Given instruction: Would you return all of this data exactly, leaving nothing out?

Provided data:
** begin **

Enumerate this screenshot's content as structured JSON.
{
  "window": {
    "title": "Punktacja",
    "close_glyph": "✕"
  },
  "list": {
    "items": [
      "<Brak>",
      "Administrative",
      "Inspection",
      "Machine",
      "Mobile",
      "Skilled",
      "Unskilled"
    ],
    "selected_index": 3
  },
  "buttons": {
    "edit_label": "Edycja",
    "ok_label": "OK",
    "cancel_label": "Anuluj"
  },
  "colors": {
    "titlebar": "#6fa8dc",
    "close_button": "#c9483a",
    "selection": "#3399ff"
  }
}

** end **

Task response:
Enumerate this screenshot's content as structured JSON.
{
  "window": {
    "title": "Punktacja",
    "close_glyph": "✕"
  },
  "list": {
    "items": [
      "<Brak>",
      "Administrative",
      "Inspection",
      "Machine",
      "Mobile",
      "Skilled",
      "Unskilled"
    ],
    "selected_index": 3
  },
  "buttons": {
    "edit_label": "Edycja",
    "ok_label": "OK",
    "cancel_label": "Anuluj"
  },
  "colors": {
    "titlebar": "#6fa8dc",
    "close_button": "#c9483a",
    "selection": "#3399ff"
  }
}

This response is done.